**THE PROBLEM**
Extract every line that includes the string "phép".

────────────────────────────────────────

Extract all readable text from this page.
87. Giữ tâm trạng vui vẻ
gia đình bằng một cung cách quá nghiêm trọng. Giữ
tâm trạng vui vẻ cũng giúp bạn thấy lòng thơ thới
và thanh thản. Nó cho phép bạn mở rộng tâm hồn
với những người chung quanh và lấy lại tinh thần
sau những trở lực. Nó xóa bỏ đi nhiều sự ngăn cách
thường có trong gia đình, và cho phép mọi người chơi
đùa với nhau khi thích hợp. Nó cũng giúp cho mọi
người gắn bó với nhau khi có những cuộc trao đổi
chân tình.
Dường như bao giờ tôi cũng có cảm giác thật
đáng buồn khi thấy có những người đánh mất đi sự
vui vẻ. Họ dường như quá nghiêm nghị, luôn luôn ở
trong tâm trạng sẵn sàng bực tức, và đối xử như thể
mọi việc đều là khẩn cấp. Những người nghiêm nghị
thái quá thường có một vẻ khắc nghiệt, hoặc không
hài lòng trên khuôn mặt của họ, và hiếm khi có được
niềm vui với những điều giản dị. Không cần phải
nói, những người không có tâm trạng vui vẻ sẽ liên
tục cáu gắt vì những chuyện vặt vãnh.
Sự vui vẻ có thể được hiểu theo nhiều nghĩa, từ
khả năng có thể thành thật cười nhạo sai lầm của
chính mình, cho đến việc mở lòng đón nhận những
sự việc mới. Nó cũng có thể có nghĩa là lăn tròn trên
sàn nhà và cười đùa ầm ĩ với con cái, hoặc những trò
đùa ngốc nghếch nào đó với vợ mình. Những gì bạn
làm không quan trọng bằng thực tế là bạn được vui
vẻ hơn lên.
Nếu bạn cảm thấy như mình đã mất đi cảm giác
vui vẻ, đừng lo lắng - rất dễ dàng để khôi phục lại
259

────────────────────────────────────────

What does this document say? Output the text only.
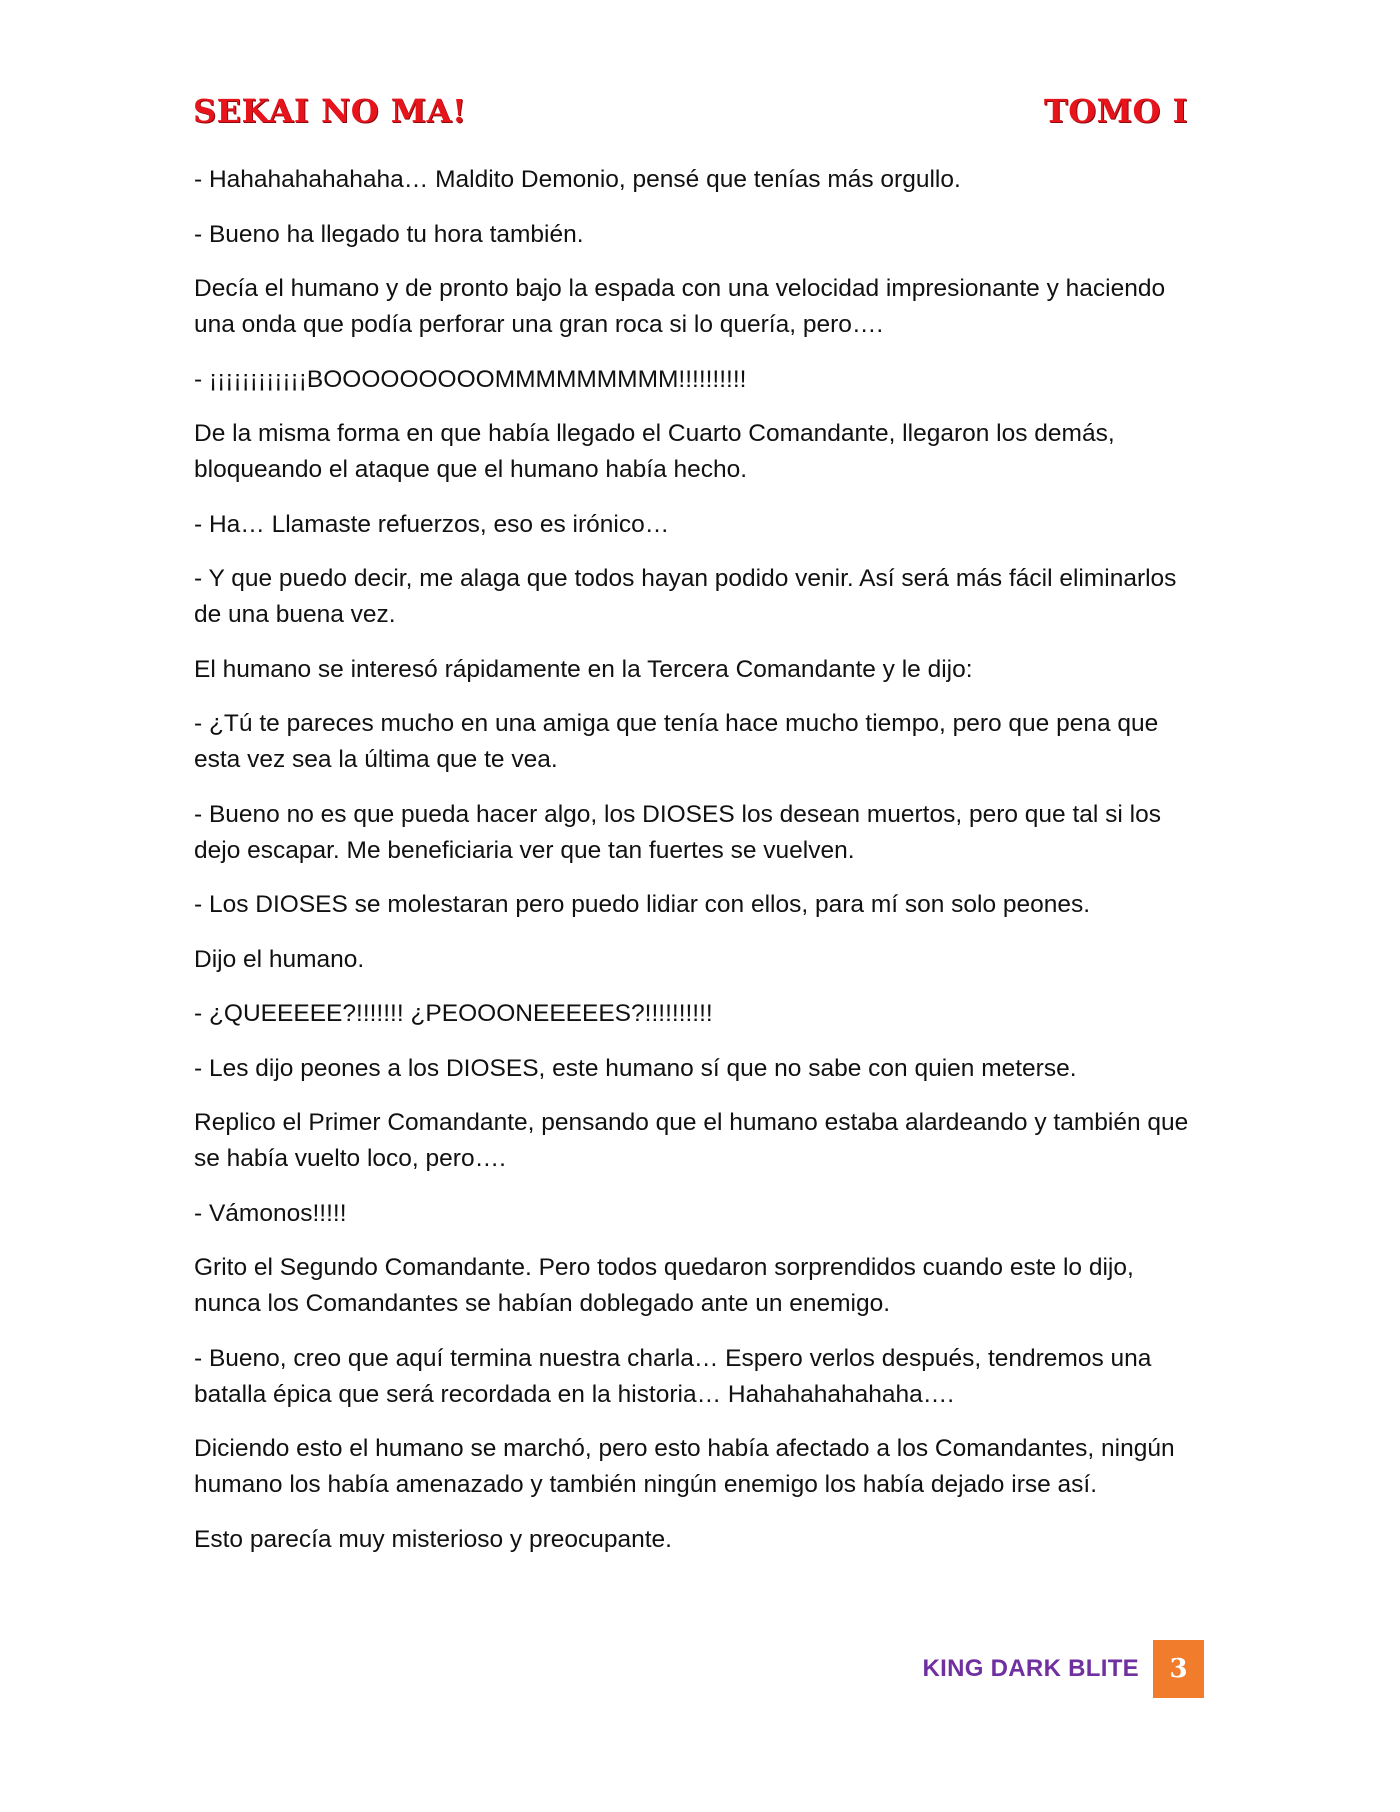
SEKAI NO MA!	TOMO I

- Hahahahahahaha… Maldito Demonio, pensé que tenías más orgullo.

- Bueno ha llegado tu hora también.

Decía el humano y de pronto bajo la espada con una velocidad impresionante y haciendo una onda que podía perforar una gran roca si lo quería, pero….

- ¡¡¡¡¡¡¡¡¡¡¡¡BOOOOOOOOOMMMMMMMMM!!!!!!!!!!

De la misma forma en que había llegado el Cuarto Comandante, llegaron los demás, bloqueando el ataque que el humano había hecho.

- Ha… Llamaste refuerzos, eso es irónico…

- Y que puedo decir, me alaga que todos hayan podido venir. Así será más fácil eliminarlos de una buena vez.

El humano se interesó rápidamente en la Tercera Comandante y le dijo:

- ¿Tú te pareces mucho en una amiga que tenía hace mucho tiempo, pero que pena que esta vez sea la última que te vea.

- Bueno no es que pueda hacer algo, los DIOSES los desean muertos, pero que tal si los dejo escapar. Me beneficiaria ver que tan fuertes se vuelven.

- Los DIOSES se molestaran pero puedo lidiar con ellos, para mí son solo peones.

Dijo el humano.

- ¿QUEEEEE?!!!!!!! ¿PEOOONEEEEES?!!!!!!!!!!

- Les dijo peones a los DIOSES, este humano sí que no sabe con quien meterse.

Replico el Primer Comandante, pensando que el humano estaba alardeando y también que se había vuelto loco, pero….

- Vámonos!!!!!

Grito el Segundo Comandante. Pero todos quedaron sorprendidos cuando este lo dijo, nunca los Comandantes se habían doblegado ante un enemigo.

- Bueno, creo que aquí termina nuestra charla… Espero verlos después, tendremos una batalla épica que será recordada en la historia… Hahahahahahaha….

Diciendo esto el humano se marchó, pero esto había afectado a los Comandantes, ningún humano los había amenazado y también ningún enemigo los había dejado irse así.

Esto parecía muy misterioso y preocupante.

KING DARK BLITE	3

────────────────────────────────────────

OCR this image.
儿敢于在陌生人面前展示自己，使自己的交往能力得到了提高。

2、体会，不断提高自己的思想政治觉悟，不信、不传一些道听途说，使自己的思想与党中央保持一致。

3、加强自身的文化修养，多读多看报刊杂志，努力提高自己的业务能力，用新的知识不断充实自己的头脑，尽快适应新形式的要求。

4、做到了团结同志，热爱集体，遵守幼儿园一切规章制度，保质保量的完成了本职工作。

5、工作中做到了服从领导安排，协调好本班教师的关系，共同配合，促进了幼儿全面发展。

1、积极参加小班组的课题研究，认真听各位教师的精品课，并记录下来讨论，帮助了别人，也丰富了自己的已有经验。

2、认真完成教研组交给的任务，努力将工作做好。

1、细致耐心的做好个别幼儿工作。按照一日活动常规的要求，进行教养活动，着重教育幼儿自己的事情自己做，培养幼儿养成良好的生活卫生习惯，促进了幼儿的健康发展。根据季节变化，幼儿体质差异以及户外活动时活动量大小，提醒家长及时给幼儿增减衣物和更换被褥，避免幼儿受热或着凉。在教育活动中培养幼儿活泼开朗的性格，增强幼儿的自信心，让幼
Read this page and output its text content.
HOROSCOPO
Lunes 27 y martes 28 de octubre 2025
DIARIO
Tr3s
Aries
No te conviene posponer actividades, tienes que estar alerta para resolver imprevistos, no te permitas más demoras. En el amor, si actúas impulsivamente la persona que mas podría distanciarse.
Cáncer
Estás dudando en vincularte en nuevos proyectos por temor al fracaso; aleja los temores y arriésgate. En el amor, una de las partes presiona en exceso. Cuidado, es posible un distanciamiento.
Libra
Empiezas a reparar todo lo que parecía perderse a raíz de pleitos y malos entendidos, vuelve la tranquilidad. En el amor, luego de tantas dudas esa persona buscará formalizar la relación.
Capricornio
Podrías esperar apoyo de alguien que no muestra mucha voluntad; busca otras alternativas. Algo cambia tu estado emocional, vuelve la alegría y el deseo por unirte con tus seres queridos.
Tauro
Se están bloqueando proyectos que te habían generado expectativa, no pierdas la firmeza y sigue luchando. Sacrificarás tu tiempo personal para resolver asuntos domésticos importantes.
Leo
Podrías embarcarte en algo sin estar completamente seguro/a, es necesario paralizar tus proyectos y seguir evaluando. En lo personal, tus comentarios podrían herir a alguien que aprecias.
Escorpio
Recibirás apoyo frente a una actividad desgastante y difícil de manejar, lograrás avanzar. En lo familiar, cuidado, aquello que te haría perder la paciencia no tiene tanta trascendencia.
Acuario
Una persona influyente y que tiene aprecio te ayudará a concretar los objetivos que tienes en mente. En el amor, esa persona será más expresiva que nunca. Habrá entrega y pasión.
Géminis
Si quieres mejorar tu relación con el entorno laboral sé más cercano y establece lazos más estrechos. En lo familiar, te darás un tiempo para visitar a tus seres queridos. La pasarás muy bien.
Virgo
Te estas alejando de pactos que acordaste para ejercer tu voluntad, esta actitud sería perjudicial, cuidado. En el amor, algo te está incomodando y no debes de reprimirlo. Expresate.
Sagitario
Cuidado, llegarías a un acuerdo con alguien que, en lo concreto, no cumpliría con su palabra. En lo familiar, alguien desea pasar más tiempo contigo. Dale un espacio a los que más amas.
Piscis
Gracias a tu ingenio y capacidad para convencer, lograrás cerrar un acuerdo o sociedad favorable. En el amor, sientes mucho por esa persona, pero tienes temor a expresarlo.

────────────────────────────────────────

**COMPLETE RESPONSE**
và thanh thản. Nó cho phép bạn mở rộng tâm hồn
thường có trong gia đình, và cho phép mọi người chơi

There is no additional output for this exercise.